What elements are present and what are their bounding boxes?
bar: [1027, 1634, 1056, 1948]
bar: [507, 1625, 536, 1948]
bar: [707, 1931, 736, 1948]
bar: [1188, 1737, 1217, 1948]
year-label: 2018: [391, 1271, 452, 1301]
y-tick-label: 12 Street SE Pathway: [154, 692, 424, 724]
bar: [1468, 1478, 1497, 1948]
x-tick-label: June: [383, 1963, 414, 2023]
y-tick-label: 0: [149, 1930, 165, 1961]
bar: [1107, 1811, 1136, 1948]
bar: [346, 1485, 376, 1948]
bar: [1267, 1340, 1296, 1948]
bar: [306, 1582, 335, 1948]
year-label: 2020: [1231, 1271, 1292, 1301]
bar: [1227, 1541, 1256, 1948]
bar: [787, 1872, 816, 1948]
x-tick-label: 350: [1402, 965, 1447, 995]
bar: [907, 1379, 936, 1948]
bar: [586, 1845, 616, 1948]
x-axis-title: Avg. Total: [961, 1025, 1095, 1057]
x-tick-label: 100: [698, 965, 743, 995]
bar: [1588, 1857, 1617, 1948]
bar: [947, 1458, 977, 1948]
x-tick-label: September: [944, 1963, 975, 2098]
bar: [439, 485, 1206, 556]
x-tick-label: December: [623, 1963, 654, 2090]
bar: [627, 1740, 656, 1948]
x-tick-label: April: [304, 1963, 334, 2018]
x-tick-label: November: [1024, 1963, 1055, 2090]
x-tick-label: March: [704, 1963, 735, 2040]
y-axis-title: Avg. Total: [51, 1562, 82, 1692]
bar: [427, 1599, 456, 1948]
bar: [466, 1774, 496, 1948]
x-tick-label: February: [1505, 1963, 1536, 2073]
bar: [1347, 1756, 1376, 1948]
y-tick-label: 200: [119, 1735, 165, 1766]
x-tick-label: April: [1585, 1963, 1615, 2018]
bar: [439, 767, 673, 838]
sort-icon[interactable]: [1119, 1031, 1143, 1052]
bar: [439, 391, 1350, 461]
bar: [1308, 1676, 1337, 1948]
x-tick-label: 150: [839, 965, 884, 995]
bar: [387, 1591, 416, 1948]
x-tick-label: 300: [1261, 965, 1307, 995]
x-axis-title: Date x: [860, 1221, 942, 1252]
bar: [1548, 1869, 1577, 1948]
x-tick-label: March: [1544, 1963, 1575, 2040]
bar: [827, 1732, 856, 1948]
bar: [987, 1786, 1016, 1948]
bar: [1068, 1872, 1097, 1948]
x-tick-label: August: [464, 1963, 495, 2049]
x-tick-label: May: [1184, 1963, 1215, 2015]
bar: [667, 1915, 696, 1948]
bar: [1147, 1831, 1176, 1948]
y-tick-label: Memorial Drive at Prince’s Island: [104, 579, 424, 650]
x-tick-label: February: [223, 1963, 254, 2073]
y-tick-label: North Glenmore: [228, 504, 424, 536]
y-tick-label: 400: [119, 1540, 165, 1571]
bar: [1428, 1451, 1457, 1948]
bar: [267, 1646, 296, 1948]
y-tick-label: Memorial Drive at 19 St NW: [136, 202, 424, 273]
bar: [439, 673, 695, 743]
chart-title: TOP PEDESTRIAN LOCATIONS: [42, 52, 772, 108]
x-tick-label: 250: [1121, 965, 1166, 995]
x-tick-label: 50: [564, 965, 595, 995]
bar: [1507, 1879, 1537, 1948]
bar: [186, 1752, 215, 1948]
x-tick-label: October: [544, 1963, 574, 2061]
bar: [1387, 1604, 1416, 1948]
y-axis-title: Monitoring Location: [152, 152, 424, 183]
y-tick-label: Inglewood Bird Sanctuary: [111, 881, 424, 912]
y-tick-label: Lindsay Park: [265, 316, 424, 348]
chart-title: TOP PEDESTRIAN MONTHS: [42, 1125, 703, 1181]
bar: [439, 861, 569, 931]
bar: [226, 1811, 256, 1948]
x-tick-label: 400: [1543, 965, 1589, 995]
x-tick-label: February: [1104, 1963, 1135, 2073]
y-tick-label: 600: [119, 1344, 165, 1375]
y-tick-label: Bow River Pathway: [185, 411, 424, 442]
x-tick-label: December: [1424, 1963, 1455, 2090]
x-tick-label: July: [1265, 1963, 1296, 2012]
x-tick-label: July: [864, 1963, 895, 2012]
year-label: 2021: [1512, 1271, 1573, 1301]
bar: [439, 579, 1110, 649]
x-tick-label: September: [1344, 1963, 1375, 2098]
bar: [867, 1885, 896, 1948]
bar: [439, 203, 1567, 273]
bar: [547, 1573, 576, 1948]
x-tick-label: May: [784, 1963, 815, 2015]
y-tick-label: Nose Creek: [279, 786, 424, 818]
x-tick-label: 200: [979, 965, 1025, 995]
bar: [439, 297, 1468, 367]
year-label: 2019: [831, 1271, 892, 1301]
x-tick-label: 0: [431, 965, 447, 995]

------------------------------------------------

- _STATED PROBLEM_:
Please copy out all of the material above word for word, line by line.

- _FINISHED TASK_:
What elements are present and what are their bounding boxes?
bar: [1027, 1634, 1056, 1948]
bar: [507, 1625, 536, 1948]
bar: [707, 1931, 736, 1948]
bar: [1188, 1737, 1217, 1948]
year-label: 2018: [391, 1271, 452, 1301]
y-tick-label: 12 Street SE Pathway: [154, 692, 424, 724]
bar: [1468, 1478, 1497, 1948]
x-tick-label: June: [383, 1963, 414, 2023]
y-tick-label: 0: [149, 1930, 165, 1961]
bar: [1107, 1811, 1136, 1948]
bar: [346, 1485, 376, 1948]
bar: [1267, 1340, 1296, 1948]
bar: [306, 1582, 335, 1948]
year-label: 2020: [1231, 1271, 1292, 1301]
bar: [1227, 1541, 1256, 1948]
bar: [787, 1872, 816, 1948]
x-tick-label: 350: [1402, 965, 1447, 995]
bar: [907, 1379, 936, 1948]
bar: [586, 1845, 616, 1948]
x-axis-title: Avg. Total: [961, 1025, 1095, 1057]
x-tick-label: 100: [698, 965, 743, 995]
bar: [1588, 1857, 1617, 1948]
bar: [947, 1458, 977, 1948]
x-tick-label: September: [944, 1963, 975, 2098]
bar: [439, 485, 1206, 556]
x-tick-label: December: [623, 1963, 654, 2090]
bar: [627, 1740, 656, 1948]
x-tick-label: April: [304, 1963, 334, 2018]
x-tick-label: November: [1024, 1963, 1055, 2090]
x-tick-label: March: [704, 1963, 735, 2040]
y-axis-title: Avg. Total: [51, 1562, 82, 1692]
bar: [427, 1599, 456, 1948]
bar: [466, 1774, 496, 1948]
x-tick-label: February: [1505, 1963, 1536, 2073]
bar: [1347, 1756, 1376, 1948]
y-tick-label: 200: [119, 1735, 165, 1766]
x-tick-label: April: [1585, 1963, 1615, 2018]
bar: [439, 767, 673, 838]
sort-icon[interactable]: [1119, 1031, 1143, 1052]
bar: [439, 391, 1350, 461]
bar: [1308, 1676, 1337, 1948]
x-tick-label: 150: [839, 965, 884, 995]
bar: [387, 1591, 416, 1948]
x-tick-label: 300: [1261, 965, 1307, 995]
x-axis-title: Date x: [860, 1221, 942, 1252]
bar: [1548, 1869, 1577, 1948]
x-tick-label: March: [1544, 1963, 1575, 2040]
bar: [827, 1732, 856, 1948]
bar: [987, 1786, 1016, 1948]
bar: [1068, 1872, 1097, 1948]
x-tick-label: August: [464, 1963, 495, 2049]
x-tick-label: May: [1184, 1963, 1215, 2015]
bar: [667, 1915, 696, 1948]
bar: [1147, 1831, 1176, 1948]
y-tick-label: Memorial Drive at Prince’s Island: [104, 579, 424, 650]
x-tick-label: February: [223, 1963, 254, 2073]
y-tick-label: North Glenmore: [228, 504, 424, 536]
y-tick-label: 400: [119, 1540, 165, 1571]
bar: [1428, 1451, 1457, 1948]
bar: [267, 1646, 296, 1948]
y-tick-label: Memorial Drive at 19 St NW: [136, 202, 424, 273]
bar: [439, 673, 695, 743]
chart-title: TOP PEDESTRIAN LOCATIONS: [42, 52, 772, 108]
x-tick-label: 250: [1121, 965, 1166, 995]
x-tick-label: 50: [564, 965, 595, 995]
bar: [1507, 1879, 1537, 1948]
bar: [186, 1752, 215, 1948]
x-tick-label: October: [544, 1963, 574, 2061]
bar: [1387, 1604, 1416, 1948]
y-axis-title: Monitoring Location: [152, 152, 424, 183]
y-tick-label: Inglewood Bird Sanctuary: [111, 881, 424, 912]
y-tick-label: Lindsay Park: [265, 316, 424, 348]
chart-title: TOP PEDESTRIAN MONTHS: [42, 1125, 703, 1181]
bar: [439, 861, 569, 931]
bar: [226, 1811, 256, 1948]
x-tick-label: 400: [1543, 965, 1589, 995]
x-tick-label: February: [1104, 1963, 1135, 2073]
y-tick-label: 600: [119, 1344, 165, 1375]
y-tick-label: Bow River Pathway: [185, 411, 424, 442]
x-tick-label: December: [1424, 1963, 1455, 2090]
x-tick-label: July: [1265, 1963, 1296, 2012]
x-tick-label: July: [864, 1963, 895, 2012]
year-label: 2021: [1512, 1271, 1573, 1301]
bar: [439, 579, 1110, 649]
x-tick-label: September: [1344, 1963, 1375, 2098]
bar: [867, 1885, 896, 1948]
bar: [439, 203, 1567, 273]
bar: [547, 1573, 576, 1948]
x-tick-label: May: [784, 1963, 815, 2015]
y-tick-label: Nose Creek: [279, 786, 424, 818]
x-tick-label: 200: [979, 965, 1025, 995]
bar: [439, 297, 1468, 367]
year-label: 2019: [831, 1271, 892, 1301]
x-tick-label: 0: [431, 965, 447, 995]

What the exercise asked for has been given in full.